──────── RECORDS PROVIDED ────────
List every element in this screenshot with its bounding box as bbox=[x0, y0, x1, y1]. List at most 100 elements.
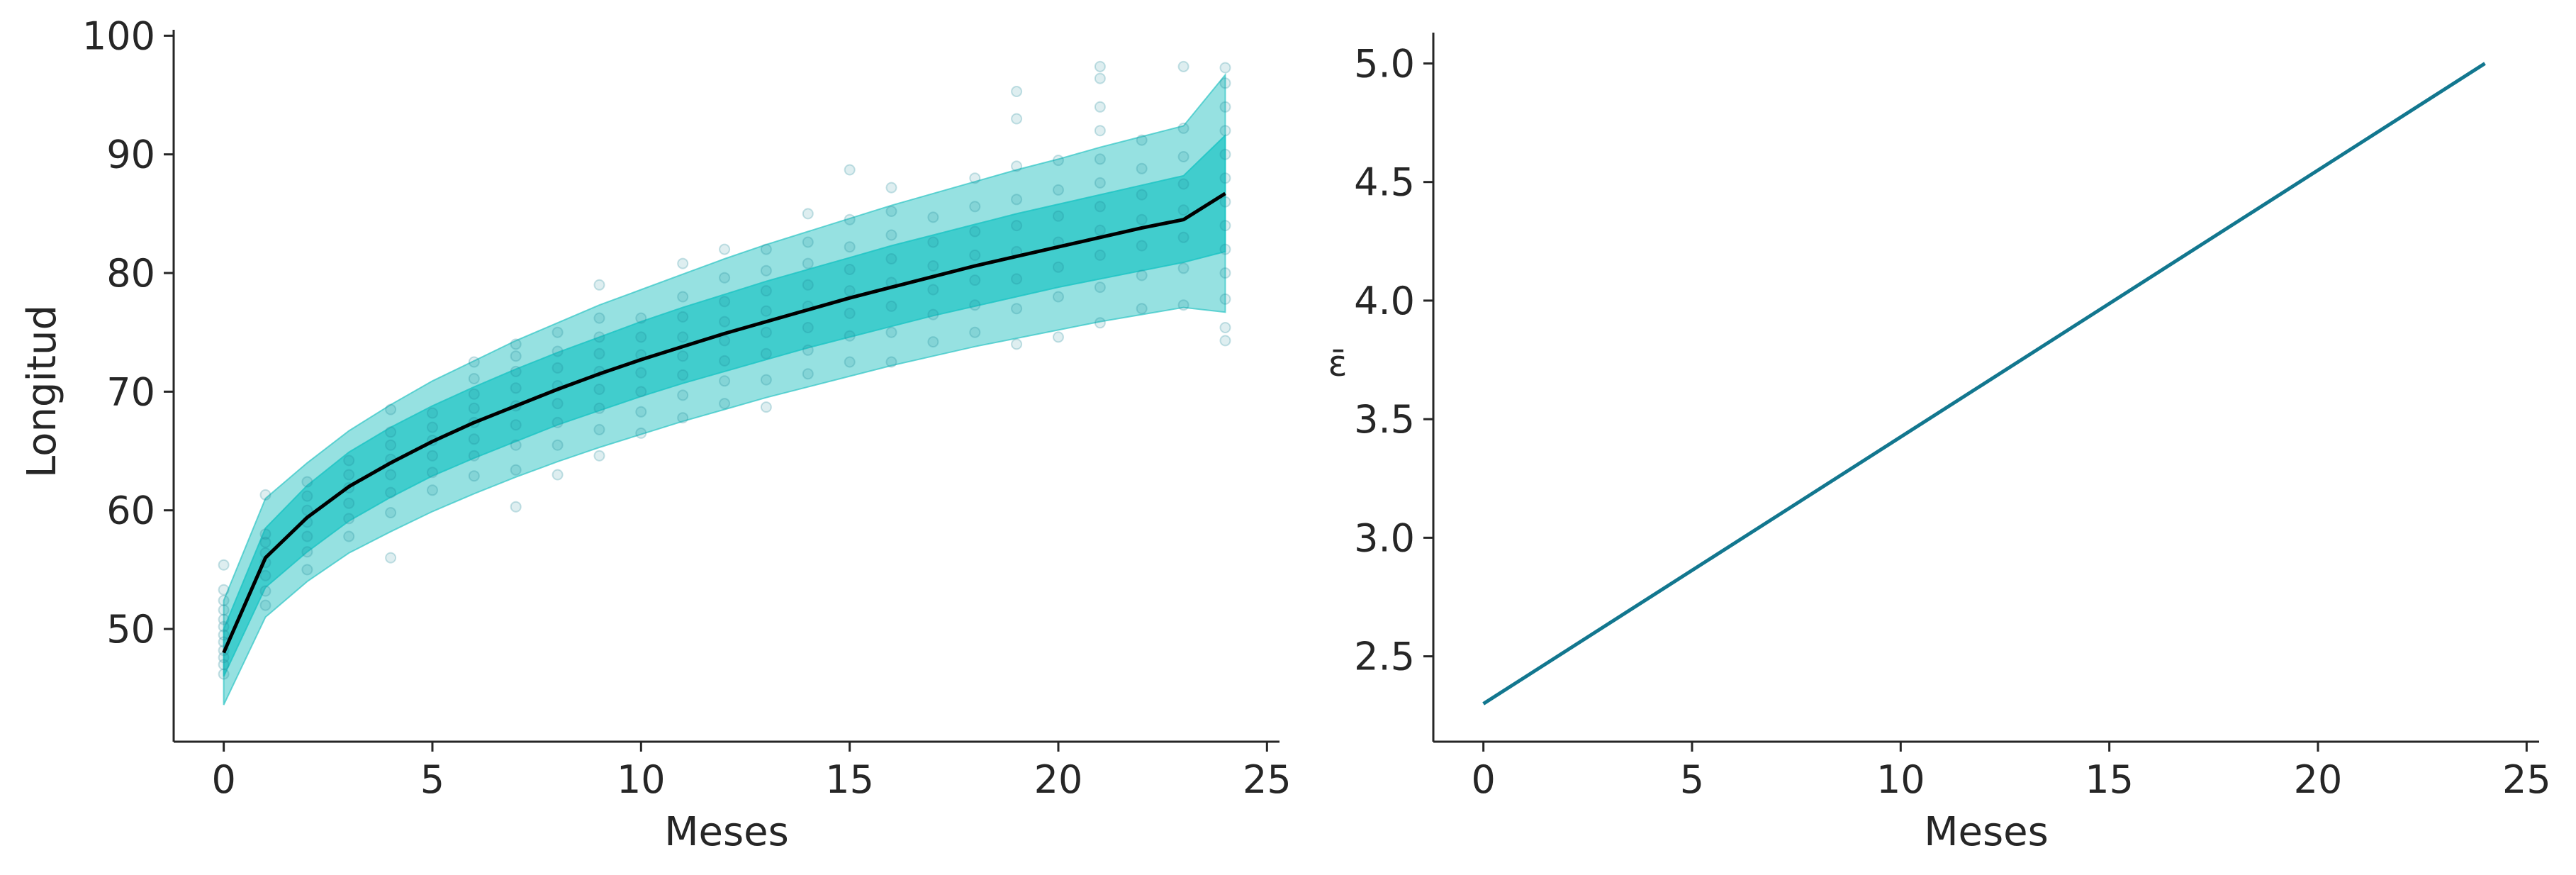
observed-point bbox=[719, 243, 731, 255]
observed-point bbox=[802, 279, 814, 291]
right-y-tick-label: 3.0 bbox=[1354, 515, 1415, 560]
observed-point bbox=[301, 490, 313, 502]
observed-point bbox=[635, 367, 647, 379]
left-y-tick-label: 100 bbox=[82, 13, 155, 58]
observed-point bbox=[1177, 60, 1189, 72]
observed-point bbox=[259, 536, 271, 548]
observed-point bbox=[1094, 282, 1106, 294]
observed-point bbox=[1177, 204, 1189, 216]
observed-point bbox=[844, 164, 856, 176]
left-x-tick-label: 0 bbox=[211, 757, 235, 802]
observed-point bbox=[593, 347, 605, 360]
observed-point bbox=[677, 257, 689, 269]
observed-point bbox=[760, 374, 772, 386]
observed-point bbox=[427, 407, 438, 419]
inner-credible-band bbox=[223, 133, 1226, 677]
observed-point bbox=[1094, 101, 1106, 113]
observed-point bbox=[1219, 172, 1231, 184]
observed-point bbox=[1219, 335, 1231, 347]
observed-point bbox=[1011, 338, 1023, 350]
observed-point bbox=[885, 326, 897, 338]
observed-point bbox=[259, 585, 271, 597]
observed-point bbox=[593, 450, 605, 462]
left-y-axis-label: Longitud bbox=[19, 305, 65, 478]
right-y-ticks: 2.5 3.0 3.5 4.0 4.5 5.0 bbox=[1354, 41, 1433, 679]
observed-point bbox=[1219, 77, 1231, 89]
observed-point bbox=[343, 455, 355, 467]
observed-point bbox=[1094, 224, 1106, 236]
observed-point bbox=[551, 326, 564, 338]
observed-point bbox=[635, 312, 647, 324]
observed-point bbox=[760, 401, 772, 413]
observed-point bbox=[1136, 162, 1148, 174]
right-x-tick-label: 20 bbox=[2294, 757, 2343, 802]
observed-point bbox=[927, 211, 939, 223]
observed-point bbox=[468, 356, 480, 368]
observed-point bbox=[844, 264, 856, 275]
observed-point bbox=[343, 497, 355, 509]
right-x-axis-label: Meses bbox=[1924, 809, 2049, 855]
observed-point bbox=[969, 225, 981, 238]
observed-point bbox=[1219, 293, 1231, 305]
left-plot-area bbox=[218, 60, 1231, 706]
observed-point bbox=[301, 546, 313, 558]
observed-point bbox=[844, 330, 856, 342]
observed-point bbox=[468, 450, 480, 462]
observed-point bbox=[844, 356, 856, 368]
observed-point bbox=[844, 307, 856, 319]
right-panel: 0 5 10 15 20 25 2.5 3.0 3.5 4.0 4.5 5.0 Meses ε̄ bbox=[1328, 33, 2551, 855]
right-y-tick-label: 5.0 bbox=[1354, 41, 1415, 86]
observed-point bbox=[468, 402, 480, 414]
observed-point bbox=[677, 331, 689, 343]
observed-point bbox=[1094, 153, 1106, 165]
observed-point bbox=[301, 564, 313, 576]
observed-point bbox=[218, 613, 230, 625]
observed-point bbox=[427, 421, 438, 433]
observed-point bbox=[1053, 184, 1064, 196]
observed-point bbox=[802, 257, 814, 269]
left-y-tick-label: 50 bbox=[106, 607, 155, 652]
observed-point bbox=[1177, 122, 1189, 134]
observed-point bbox=[1053, 291, 1064, 303]
observed-point bbox=[1053, 331, 1064, 343]
observed-point bbox=[510, 419, 522, 431]
observed-point bbox=[343, 469, 355, 481]
observed-point bbox=[468, 373, 480, 384]
observed-point bbox=[1136, 240, 1148, 252]
epsilon-line bbox=[1482, 62, 2486, 706]
observed-point bbox=[593, 423, 605, 435]
observed-point bbox=[1094, 249, 1106, 261]
observed-point bbox=[510, 464, 522, 476]
left-x-tick-label: 25 bbox=[1243, 757, 1292, 802]
observed-point bbox=[969, 299, 981, 311]
observed-point bbox=[385, 439, 397, 451]
left-y-tick-label: 70 bbox=[106, 369, 155, 414]
observed-point bbox=[635, 331, 647, 343]
right-x-tick-label: 25 bbox=[2502, 757, 2551, 802]
observed-point bbox=[1177, 178, 1189, 190]
observed-point bbox=[969, 201, 981, 213]
observed-point bbox=[385, 486, 397, 498]
observed-point bbox=[468, 388, 480, 400]
observed-point bbox=[343, 530, 355, 542]
observed-point bbox=[259, 528, 271, 540]
observed-point bbox=[885, 356, 897, 368]
observed-point bbox=[301, 476, 313, 488]
observed-point bbox=[760, 326, 772, 338]
observed-point bbox=[802, 322, 814, 333]
observed-point bbox=[719, 272, 731, 284]
observed-point bbox=[885, 300, 897, 312]
left-x-axis-label: Meses bbox=[664, 809, 789, 855]
observed-point bbox=[719, 375, 731, 387]
observed-point bbox=[593, 312, 605, 324]
observed-point bbox=[885, 206, 897, 217]
observed-point bbox=[1177, 231, 1189, 243]
observed-point bbox=[1011, 273, 1023, 285]
observed-point bbox=[844, 241, 856, 253]
observed-point bbox=[1219, 62, 1231, 74]
observed-point bbox=[301, 530, 313, 542]
observed-point bbox=[760, 347, 772, 360]
observed-point bbox=[468, 470, 480, 482]
observed-point bbox=[760, 264, 772, 277]
observed-point bbox=[719, 296, 731, 308]
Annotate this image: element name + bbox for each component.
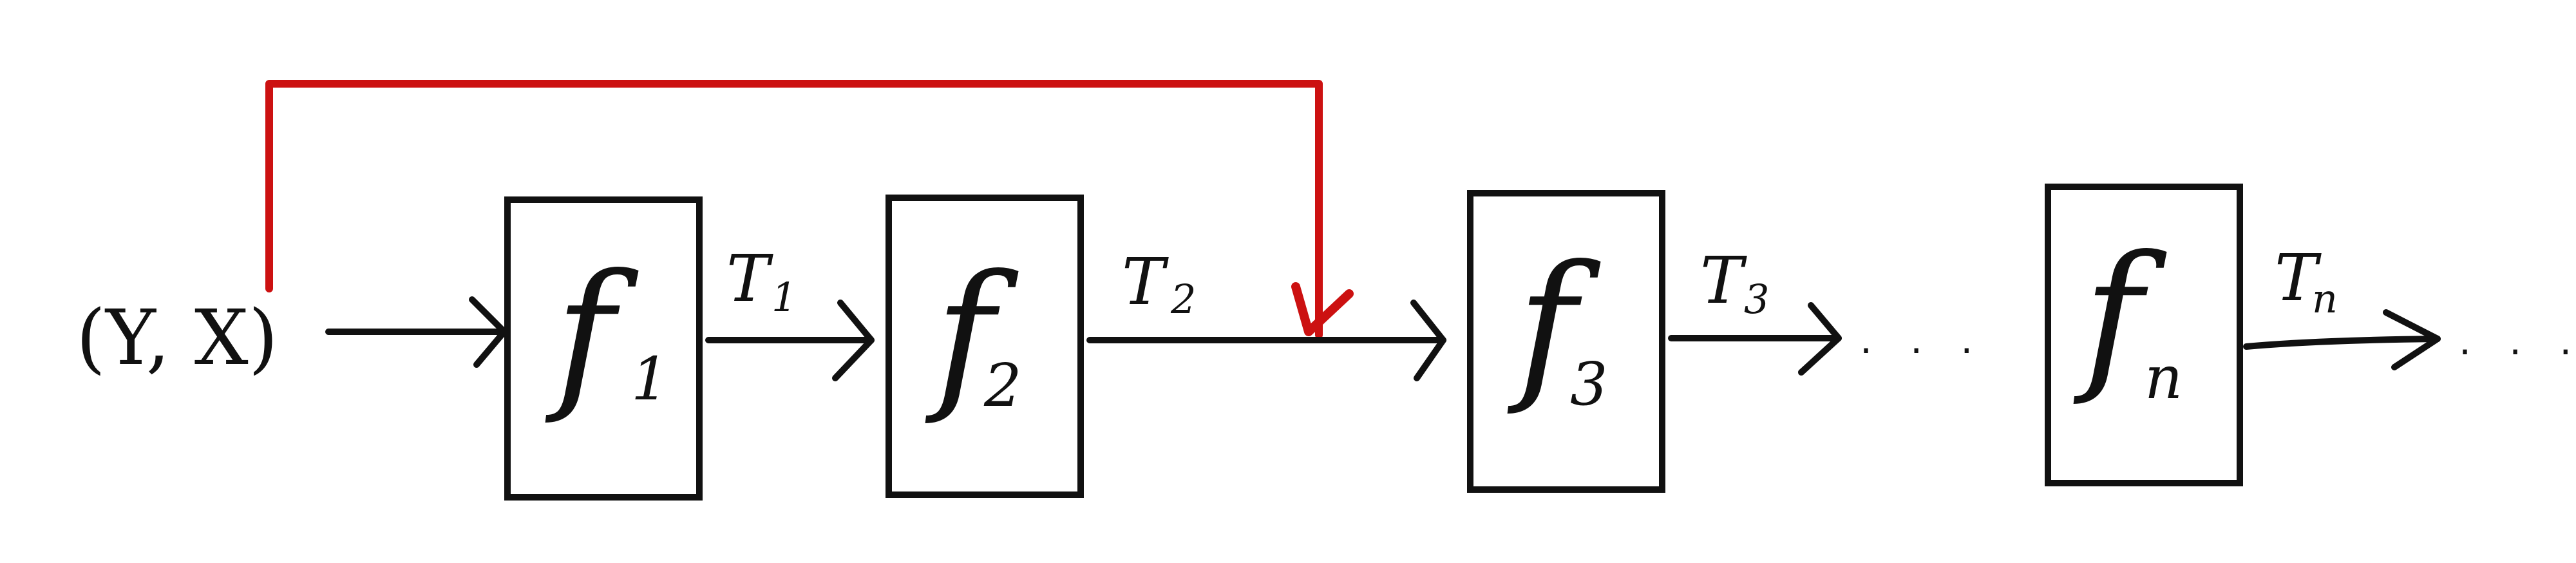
────────
§ DIRECTION
Reproduce all of the data above word for word, leaving out the pictures.

§ SOLUTION TO THIS PROBLEM
List every element in this screenshot with its bounding box as bbox=[x0, y0, x1, y1]. List at most 100 elements.
observed-point bbox=[719, 243, 731, 255]
observed-point bbox=[802, 279, 814, 291]
right-y-tick-label: 3.0 bbox=[1354, 515, 1415, 560]
observed-point bbox=[301, 490, 313, 502]
observed-point bbox=[635, 367, 647, 379]
left-y-tick-label: 100 bbox=[82, 13, 155, 58]
observed-point bbox=[1177, 60, 1189, 72]
observed-point bbox=[259, 536, 271, 548]
observed-point bbox=[1094, 282, 1106, 294]
observed-point bbox=[1177, 204, 1189, 216]
observed-point bbox=[844, 164, 856, 176]
left-x-tick-label: 0 bbox=[211, 757, 235, 802]
observed-point bbox=[593, 347, 605, 360]
observed-point bbox=[677, 257, 689, 269]
observed-point bbox=[760, 374, 772, 386]
observed-point bbox=[427, 407, 438, 419]
inner-credible-band bbox=[223, 133, 1226, 677]
observed-point bbox=[1094, 101, 1106, 113]
observed-point bbox=[1219, 172, 1231, 184]
observed-point bbox=[1219, 335, 1231, 347]
observed-point bbox=[1011, 338, 1023, 350]
observed-point bbox=[885, 326, 897, 338]
observed-point bbox=[259, 585, 271, 597]
observed-point bbox=[593, 450, 605, 462]
left-y-axis-label: Longitud bbox=[19, 305, 65, 478]
right-y-ticks: 2.5 3.0 3.5 4.0 4.5 5.0 bbox=[1354, 41, 1433, 679]
observed-point bbox=[1219, 77, 1231, 89]
observed-point bbox=[343, 455, 355, 467]
observed-point bbox=[1094, 224, 1106, 236]
observed-point bbox=[551, 326, 564, 338]
observed-point bbox=[635, 312, 647, 324]
observed-point bbox=[760, 401, 772, 413]
observed-point bbox=[1136, 162, 1148, 174]
right-x-tick-label: 20 bbox=[2294, 757, 2343, 802]
observed-point bbox=[927, 211, 939, 223]
observed-point bbox=[468, 356, 480, 368]
observed-point bbox=[844, 264, 856, 275]
observed-point bbox=[343, 497, 355, 509]
right-x-axis-label: Meses bbox=[1924, 809, 2049, 855]
observed-point bbox=[969, 225, 981, 238]
observed-point bbox=[1219, 293, 1231, 305]
left-plot-area bbox=[218, 60, 1231, 706]
observed-point bbox=[301, 546, 313, 558]
observed-point bbox=[844, 330, 856, 342]
observed-point bbox=[468, 450, 480, 462]
observed-point bbox=[844, 356, 856, 368]
observed-point bbox=[844, 307, 856, 319]
right-panel: 0 5 10 15 20 25 2.5 3.0 3.5 4.0 4.5 5.0 Meses ε̄ bbox=[1328, 33, 2551, 855]
right-y-tick-label: 5.0 bbox=[1354, 41, 1415, 86]
observed-point bbox=[468, 402, 480, 414]
observed-point bbox=[677, 331, 689, 343]
observed-point bbox=[1094, 153, 1106, 165]
observed-point bbox=[301, 564, 313, 576]
observed-point bbox=[218, 613, 230, 625]
observed-point bbox=[427, 421, 438, 433]
observed-point bbox=[1053, 184, 1064, 196]
observed-point bbox=[802, 257, 814, 269]
left-y-tick-label: 50 bbox=[106, 607, 155, 652]
observed-point bbox=[1177, 122, 1189, 134]
observed-point bbox=[1053, 291, 1064, 303]
observed-point bbox=[1053, 331, 1064, 343]
observed-point bbox=[510, 419, 522, 431]
observed-point bbox=[343, 469, 355, 481]
observed-point bbox=[468, 373, 480, 384]
observed-point bbox=[1136, 240, 1148, 252]
epsilon-line bbox=[1482, 62, 2486, 706]
observed-point bbox=[593, 423, 605, 435]
observed-point bbox=[1094, 249, 1106, 261]
observed-point bbox=[510, 464, 522, 476]
left-x-tick-label: 25 bbox=[1243, 757, 1292, 802]
observed-point bbox=[969, 299, 981, 311]
observed-point bbox=[385, 439, 397, 451]
left-y-tick-label: 70 bbox=[106, 369, 155, 414]
observed-point bbox=[635, 331, 647, 343]
right-x-tick-label: 25 bbox=[2502, 757, 2551, 802]
observed-point bbox=[1177, 178, 1189, 190]
observed-point bbox=[969, 201, 981, 213]
observed-point bbox=[385, 486, 397, 498]
observed-point bbox=[468, 388, 480, 400]
observed-point bbox=[343, 530, 355, 542]
observed-point bbox=[259, 528, 271, 540]
observed-point bbox=[885, 356, 897, 368]
observed-point bbox=[301, 476, 313, 488]
observed-point bbox=[760, 326, 772, 338]
observed-point bbox=[802, 322, 814, 333]
observed-point bbox=[719, 272, 731, 284]
observed-point bbox=[885, 300, 897, 312]
left-x-axis-label: Meses bbox=[664, 809, 789, 855]
observed-point bbox=[719, 375, 731, 387]
observed-point bbox=[593, 312, 605, 324]
observed-point bbox=[885, 206, 897, 217]
observed-point bbox=[1177, 231, 1189, 243]
observed-point bbox=[1011, 273, 1023, 285]
observed-point bbox=[844, 241, 856, 253]
observed-point bbox=[1219, 62, 1231, 74]
observed-point bbox=[301, 530, 313, 542]
observed-point bbox=[760, 347, 772, 360]
observed-point bbox=[468, 470, 480, 482]
observed-point bbox=[760, 264, 772, 277]
observed-point bbox=[719, 296, 731, 308]
Annotate this image: element name + bbox for each component.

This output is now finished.